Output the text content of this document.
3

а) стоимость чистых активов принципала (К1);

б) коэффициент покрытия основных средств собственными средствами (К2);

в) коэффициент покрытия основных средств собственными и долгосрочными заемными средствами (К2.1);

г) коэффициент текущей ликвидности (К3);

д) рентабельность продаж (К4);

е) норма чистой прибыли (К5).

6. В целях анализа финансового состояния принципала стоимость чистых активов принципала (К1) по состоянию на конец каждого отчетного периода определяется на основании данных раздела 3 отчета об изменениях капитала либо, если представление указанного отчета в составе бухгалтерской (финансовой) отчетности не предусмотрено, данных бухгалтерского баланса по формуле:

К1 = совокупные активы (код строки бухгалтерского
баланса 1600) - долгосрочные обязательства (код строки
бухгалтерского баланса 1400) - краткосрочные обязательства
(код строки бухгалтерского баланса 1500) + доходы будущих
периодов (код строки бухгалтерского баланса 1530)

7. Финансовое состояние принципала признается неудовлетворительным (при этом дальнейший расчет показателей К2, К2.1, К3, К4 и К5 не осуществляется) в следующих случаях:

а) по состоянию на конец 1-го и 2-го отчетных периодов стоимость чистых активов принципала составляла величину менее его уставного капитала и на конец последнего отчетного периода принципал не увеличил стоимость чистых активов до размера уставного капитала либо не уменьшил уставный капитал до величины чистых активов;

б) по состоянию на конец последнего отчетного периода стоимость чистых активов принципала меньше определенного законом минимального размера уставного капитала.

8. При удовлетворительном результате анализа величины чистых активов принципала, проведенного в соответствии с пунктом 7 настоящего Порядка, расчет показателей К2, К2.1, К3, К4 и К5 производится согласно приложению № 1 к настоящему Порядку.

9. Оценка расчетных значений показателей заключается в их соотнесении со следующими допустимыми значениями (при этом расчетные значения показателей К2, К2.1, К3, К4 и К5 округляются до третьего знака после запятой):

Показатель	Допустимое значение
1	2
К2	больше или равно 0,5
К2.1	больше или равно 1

■ ■ ■ ■

• **PROBLEM TO SOLVE**: In the entries above, find each line with the word "основных" and copy it.

• **FULL SOLUTION**:
б) коэффициент покрытия основных средств собственными средствами (К2);
в) коэффициент покрытия основных средств собственными и долгосрочными заемными средствами (К2.1);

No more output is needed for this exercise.